## start Material provided

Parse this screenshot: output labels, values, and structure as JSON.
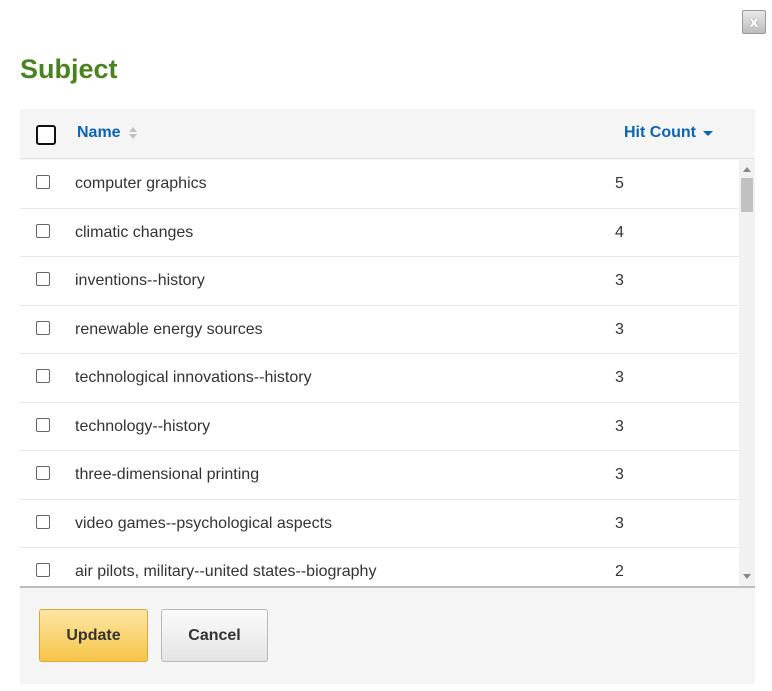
{
  "dialog": {
    "close_label": "x",
    "title": "Subject"
  },
  "table": {
    "columns": {
      "name": "Name",
      "hit_count": "Hit Count"
    },
    "sort": {
      "column": "hit_count",
      "direction": "descending"
    },
    "rows": [
      {
        "name": "computer graphics",
        "count": "5",
        "checked": false
      },
      {
        "name": "climatic changes",
        "count": "4",
        "checked": false
      },
      {
        "name": "inventions--history",
        "count": "3",
        "checked": false
      },
      {
        "name": "renewable energy sources",
        "count": "3",
        "checked": false
      },
      {
        "name": "technological innovations--history",
        "count": "3",
        "checked": false
      },
      {
        "name": "technology--history",
        "count": "3",
        "checked": false
      },
      {
        "name": "three-dimensional printing",
        "count": "3",
        "checked": false
      },
      {
        "name": "video games--psychological aspects",
        "count": "3",
        "checked": false
      },
      {
        "name": "air pilots, military--united states--biography",
        "count": "2",
        "checked": false
      }
    ]
  },
  "buttons": {
    "update": "Update",
    "cancel": "Cancel"
  },
  "colors": {
    "title": "#4a8221",
    "link": "#0b63b6",
    "primary_button": "#f6c547"
  }
}
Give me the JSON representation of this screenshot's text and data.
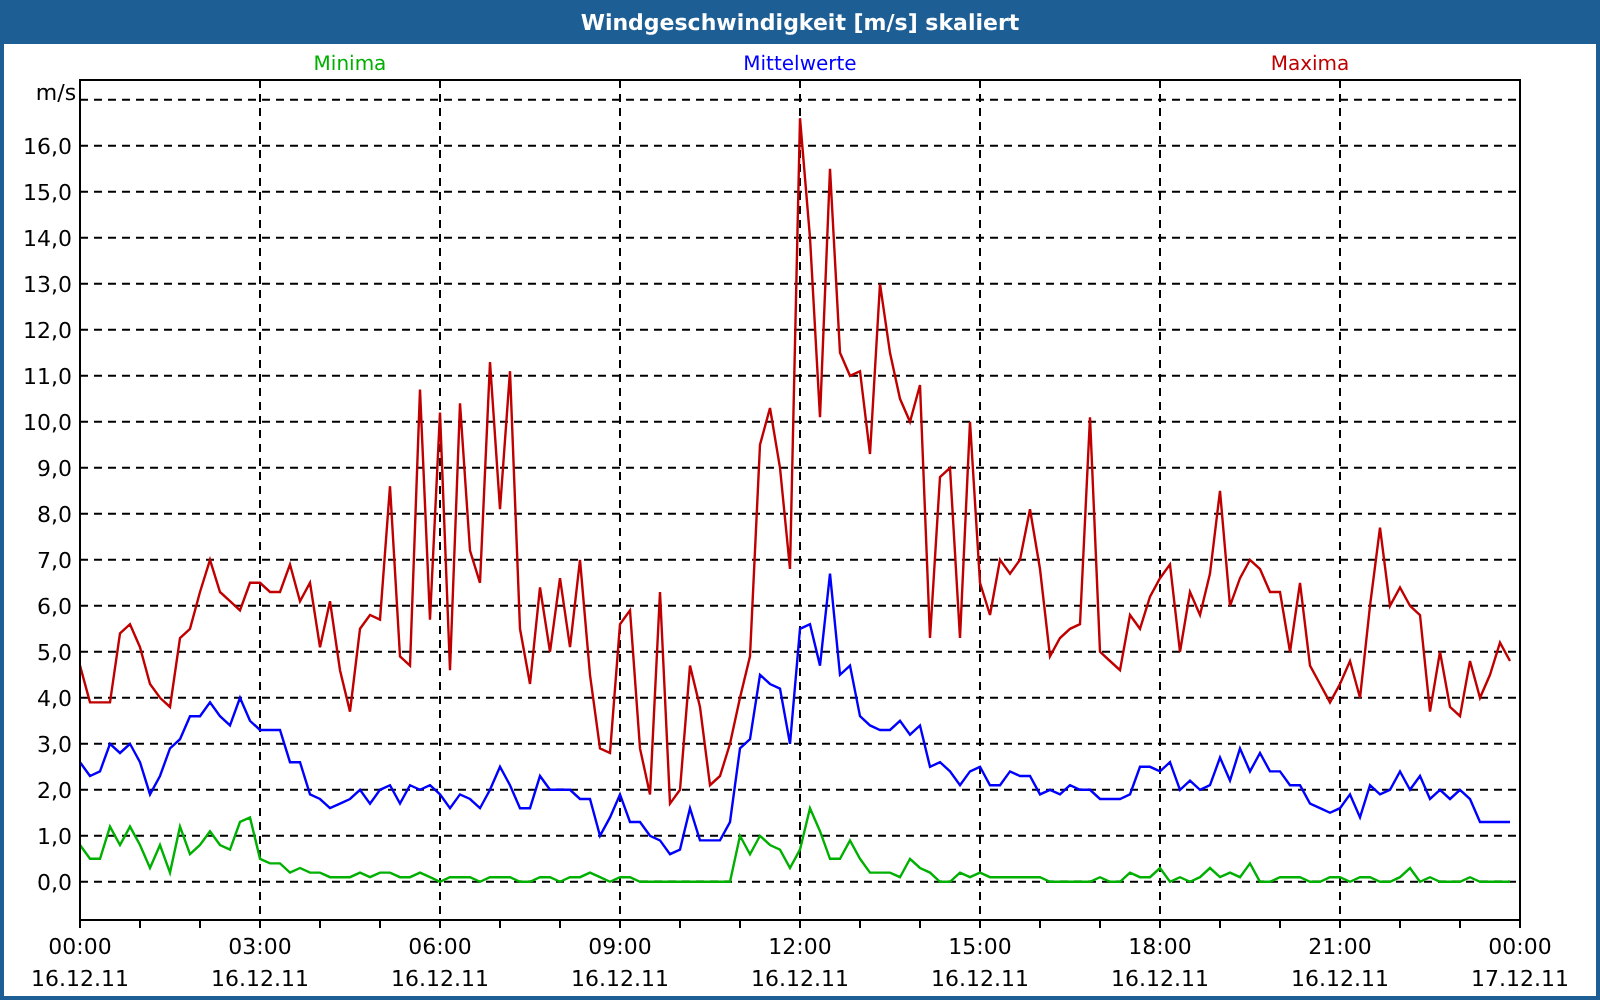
{
  "chart_data": {
    "type": "line",
    "title": "Windgeschwindigkeit [m/s] skaliert",
    "ylabel": "m/s",
    "grid": true,
    "ylim": [
      -0.83,
      17.43
    ],
    "categories": [
      "00:00\n16.12.11",
      null,
      null,
      null,
      null,
      null,
      null,
      null,
      null,
      null,
      null,
      null,
      null,
      null,
      null,
      null,
      null,
      null,
      "03:00\n16.12.11",
      null,
      null,
      null,
      null,
      null,
      null,
      null,
      null,
      null,
      null,
      null,
      null,
      null,
      null,
      null,
      null,
      null,
      "06:00\n16.12.11",
      null,
      null,
      null,
      null,
      null,
      null,
      null,
      null,
      null,
      null,
      null,
      null,
      null,
      null,
      null,
      null,
      null,
      "09:00\n16.12.11",
      null,
      null,
      null,
      null,
      null,
      null,
      null,
      null,
      null,
      null,
      null,
      null,
      null,
      null,
      null,
      null,
      null,
      "12:00\n16.12.11",
      null,
      null,
      null,
      null,
      null,
      null,
      null,
      null,
      null,
      null,
      null,
      null,
      null,
      null,
      null,
      null,
      null,
      "15:00\n16.12.11",
      null,
      null,
      null,
      null,
      null,
      null,
      null,
      null,
      null,
      null,
      null,
      null,
      null,
      null,
      null,
      null,
      null,
      "18:00\n16.12.11",
      null,
      null,
      null,
      null,
      null,
      null,
      null,
      null,
      null,
      null,
      null,
      null,
      null,
      null,
      null,
      null,
      null,
      "21:00\n16.12.11",
      null,
      null,
      null,
      null,
      null,
      null,
      null,
      null,
      null,
      null,
      null,
      null,
      null,
      null,
      null,
      null,
      null,
      "00:00\n17.12.11"
    ],
    "yticks": [
      {
        "value": 0,
        "label": "0,0"
      },
      {
        "value": 1,
        "label": "1,0"
      },
      {
        "value": 2,
        "label": "2,0"
      },
      {
        "value": 3,
        "label": "3,0"
      },
      {
        "value": 4,
        "label": "4,0"
      },
      {
        "value": 5,
        "label": "5,0"
      },
      {
        "value": 6,
        "label": "6,0"
      },
      {
        "value": 7,
        "label": "7,0"
      },
      {
        "value": 8,
        "label": "8,0"
      },
      {
        "value": 9,
        "label": "9,0"
      },
      {
        "value": 10,
        "label": "10,0"
      },
      {
        "value": 11,
        "label": "11,0"
      },
      {
        "value": 12,
        "label": "12,0"
      },
      {
        "value": 13,
        "label": "13,0"
      },
      {
        "value": 14,
        "label": "14,0"
      },
      {
        "value": 15,
        "label": "15,0"
      },
      {
        "value": 16,
        "label": "16,0"
      }
    ],
    "ref_lines": [
      {
        "axis": "y",
        "value": 17
      }
    ],
    "series": [
      {
        "name": "Minima",
        "color": "#00b000",
        "values": [
          0.8,
          0.5,
          0.5,
          1.2,
          0.8,
          1.2,
          0.8,
          0.3,
          0.8,
          0.2,
          1.2,
          0.6,
          0.8,
          1.1,
          0.8,
          0.7,
          1.3,
          1.4,
          0.5,
          0.4,
          0.4,
          0.2,
          0.3,
          0.2,
          0.2,
          0.1,
          0.1,
          0.1,
          0.2,
          0.1,
          0.2,
          0.2,
          0.1,
          0.1,
          0.2,
          0.1,
          0.0,
          0.1,
          0.1,
          0.1,
          0.0,
          0.1,
          0.1,
          0.1,
          0.0,
          0.0,
          0.1,
          0.1,
          0.0,
          0.1,
          0.1,
          0.2,
          0.1,
          0.0,
          0.1,
          0.1,
          0.0,
          0.0,
          0.0,
          0.0,
          0.0,
          0.0,
          0.0,
          0.0,
          0.0,
          0.0,
          1.0,
          0.6,
          1.0,
          0.8,
          0.7,
          0.3,
          0.7,
          1.6,
          1.1,
          0.5,
          0.5,
          0.9,
          0.5,
          0.2,
          0.2,
          0.2,
          0.1,
          0.5,
          0.3,
          0.2,
          0.0,
          0.0,
          0.2,
          0.1,
          0.2,
          0.1,
          0.1,
          0.1,
          0.1,
          0.1,
          0.1,
          0.0,
          0.0,
          0.0,
          0.0,
          0.0,
          0.1,
          0.0,
          0.0,
          0.2,
          0.1,
          0.1,
          0.3,
          0.0,
          0.1,
          0.0,
          0.1,
          0.3,
          0.1,
          0.2,
          0.1,
          0.4,
          0.0,
          0.0,
          0.1,
          0.1,
          0.1,
          0.0,
          0.0,
          0.1,
          0.1,
          0.0,
          0.1,
          0.1,
          0.0,
          0.0,
          0.1,
          0.3,
          0.0,
          0.1,
          0.0,
          0.0,
          0.0,
          0.1,
          0.0,
          0.0,
          0.0,
          0.0,
          null
        ]
      },
      {
        "name": "Mittelwerte",
        "color": "#0000ff",
        "values": [
          2.6,
          2.3,
          2.4,
          3.0,
          2.8,
          3.0,
          2.6,
          1.9,
          2.3,
          2.9,
          3.1,
          3.6,
          3.6,
          3.9,
          3.6,
          3.4,
          4.0,
          3.5,
          3.3,
          3.3,
          3.3,
          2.6,
          2.6,
          1.9,
          1.8,
          1.6,
          1.7,
          1.8,
          2.0,
          1.7,
          2.0,
          2.1,
          1.7,
          2.1,
          2.0,
          2.1,
          1.9,
          1.6,
          1.9,
          1.8,
          1.6,
          2.0,
          2.5,
          2.1,
          1.6,
          1.6,
          2.3,
          2.0,
          2.0,
          2.0,
          1.8,
          1.8,
          1.0,
          1.4,
          1.9,
          1.3,
          1.3,
          1.0,
          0.9,
          0.6,
          0.7,
          1.6,
          0.9,
          0.9,
          0.9,
          1.3,
          2.9,
          3.1,
          4.5,
          4.3,
          4.2,
          3.0,
          5.5,
          5.6,
          4.7,
          6.7,
          4.5,
          4.7,
          3.6,
          3.4,
          3.3,
          3.3,
          3.5,
          3.2,
          3.4,
          2.5,
          2.6,
          2.4,
          2.1,
          2.4,
          2.5,
          2.1,
          2.1,
          2.4,
          2.3,
          2.3,
          1.9,
          2.0,
          1.9,
          2.1,
          2.0,
          2.0,
          1.8,
          1.8,
          1.8,
          1.9,
          2.5,
          2.5,
          2.4,
          2.6,
          2.0,
          2.2,
          2.0,
          2.1,
          2.7,
          2.2,
          2.9,
          2.4,
          2.8,
          2.4,
          2.4,
          2.1,
          2.1,
          1.7,
          1.6,
          1.5,
          1.6,
          1.9,
          1.4,
          2.1,
          1.9,
          2.0,
          2.4,
          2.0,
          2.3,
          1.8,
          2.0,
          1.8,
          2.0,
          1.8,
          1.3,
          1.3,
          1.3,
          1.3,
          null
        ]
      },
      {
        "name": "Maxima",
        "color": "#c00000",
        "values": [
          4.7,
          3.9,
          3.9,
          3.9,
          5.4,
          5.6,
          5.1,
          4.3,
          4.0,
          3.8,
          5.3,
          5.5,
          6.3,
          7.0,
          6.3,
          6.1,
          5.9,
          6.5,
          6.5,
          6.3,
          6.3,
          6.9,
          6.1,
          6.5,
          5.1,
          6.1,
          4.6,
          3.7,
          5.5,
          5.8,
          5.7,
          8.6,
          4.9,
          4.7,
          10.7,
          5.7,
          10.2,
          4.6,
          10.4,
          7.2,
          6.5,
          11.3,
          8.1,
          11.1,
          5.5,
          4.3,
          6.4,
          5.0,
          6.6,
          5.1,
          7.0,
          4.5,
          2.9,
          2.8,
          5.6,
          5.9,
          2.9,
          1.9,
          6.3,
          1.7,
          2.0,
          4.7,
          3.8,
          2.1,
          2.3,
          3.0,
          4.0,
          4.9,
          9.5,
          10.3,
          9.0,
          6.8,
          16.6,
          14.0,
          10.1,
          15.5,
          11.5,
          11.0,
          11.1,
          9.3,
          13.0,
          11.5,
          10.5,
          10.0,
          10.8,
          5.3,
          8.8,
          9.0,
          5.3,
          10.0,
          6.5,
          5.8,
          7.0,
          6.7,
          7.0,
          8.1,
          6.8,
          4.9,
          5.3,
          5.5,
          5.6,
          10.1,
          5.0,
          4.8,
          4.6,
          5.8,
          5.5,
          6.2,
          6.6,
          6.9,
          5.0,
          6.3,
          5.8,
          6.7,
          8.5,
          6.0,
          6.6,
          7.0,
          6.8,
          6.3,
          6.3,
          5.0,
          6.5,
          4.7,
          4.3,
          3.9,
          4.3,
          4.8,
          4.0,
          6.0,
          7.7,
          6.0,
          6.4,
          6.0,
          5.8,
          3.7,
          5.0,
          3.8,
          3.6,
          4.8,
          4.0,
          4.5,
          5.2,
          4.8,
          null
        ]
      }
    ]
  }
}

## end Material provided

Requirement :: Copy, from the material, each line that holds the string "JSON".

Response ::
Parse this screenshot: output labels, values, and structure as JSON.
Give me the JSON representation of this screenshot's text and data.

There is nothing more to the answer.